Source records

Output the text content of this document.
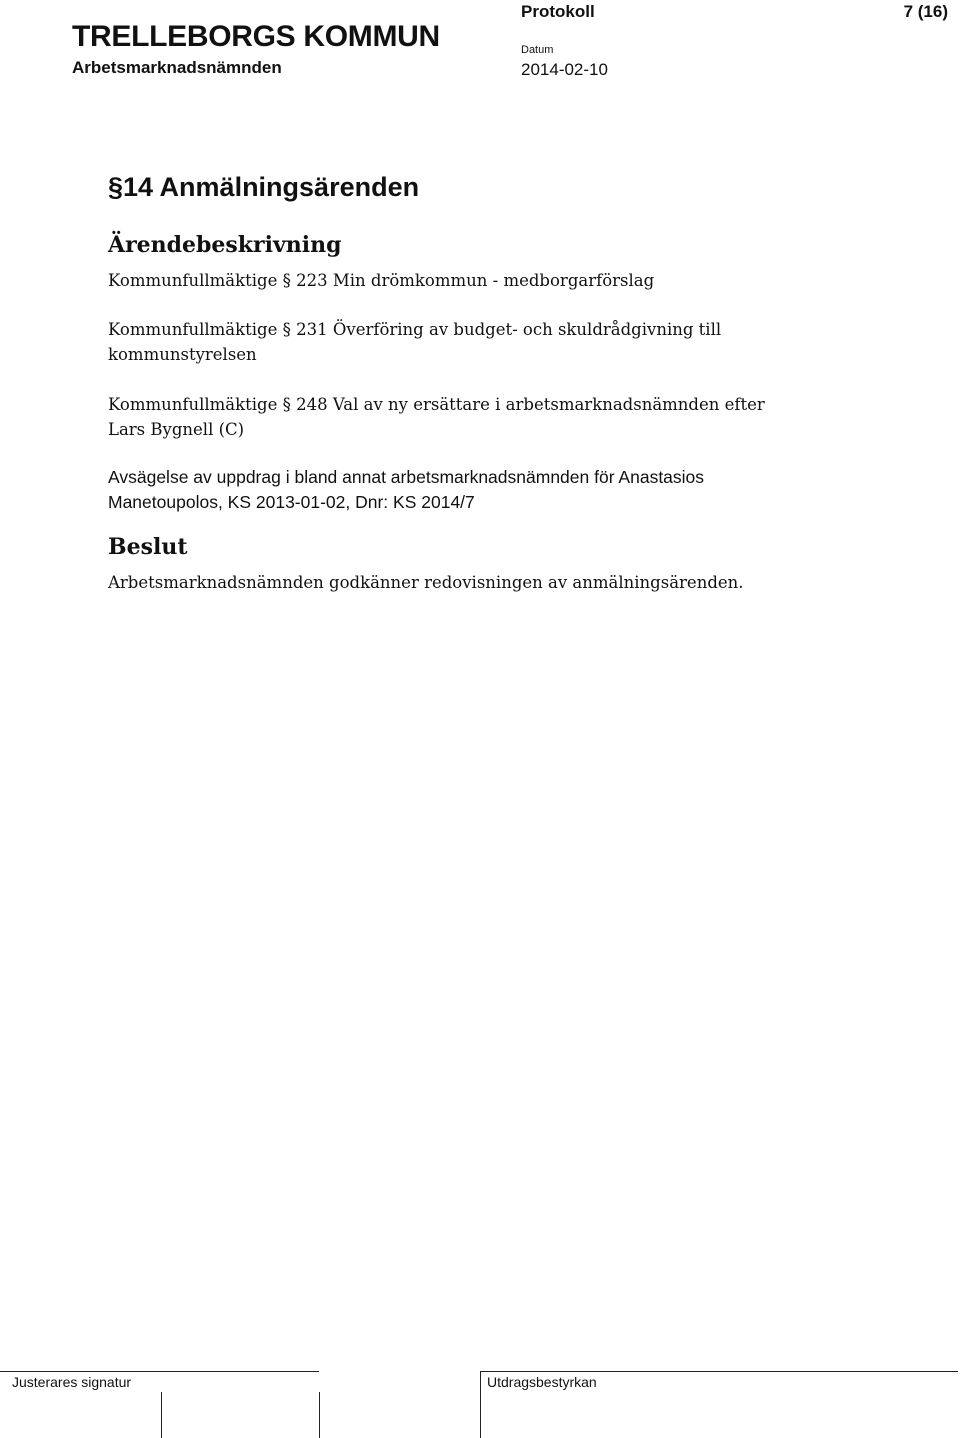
TRELLEBORGS KOMMUN
Arbetsmarknadsnämnden
Protokoll
Datum
2014-02-10
7 (16)
§14 Anmälningsärenden
Ärendebeskrivning
Kommunfullmäktige § 223 Min drömkommun - medborgarförslag
Kommunfullmäktige § 231 Överföring av budget- och skuldrådgivning till kommunstyrelsen
Kommunfullmäktige § 248 Val av ny ersättare i arbetsmarknadsnämnden efter Lars Bygnell (C)
Avsägelse av uppdrag i bland annat arbetsmarknadsnämnden för Anastasios Manetoupolos, KS 2013-01-02, Dnr: KS 2014/7
Beslut
Arbetsmarknadsnämnden godkänner redovisningen av anmälningsärenden.
Justerares signatur	Utdragsbestyrkan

**Direction:** Transcribe the listing in full. Omit the pictures and keep every line exact.

**Answer to the problem:**
Output the text content of this document.
TRELLEBORGS KOMMUN
Arbetsmarknadsnämnden
Protokoll
Datum
2014-02-10
7 (16)
§14 Anmälningsärenden
Ärendebeskrivning
Kommunfullmäktige § 223 Min drömkommun - medborgarförslag
Kommunfullmäktige § 231 Överföring av budget- och skuldrådgivning till kommunstyrelsen
Kommunfullmäktige § 248 Val av ny ersättare i arbetsmarknadsnämnden efter Lars Bygnell (C)
Avsägelse av uppdrag i bland annat arbetsmarknadsnämnden för Anastasios Manetoupolos, KS 2013-01-02, Dnr: KS 2014/7
Beslut
Arbetsmarknadsnämnden godkänner redovisningen av anmälningsärenden.
Justerares signatur	Utdragsbestyrkan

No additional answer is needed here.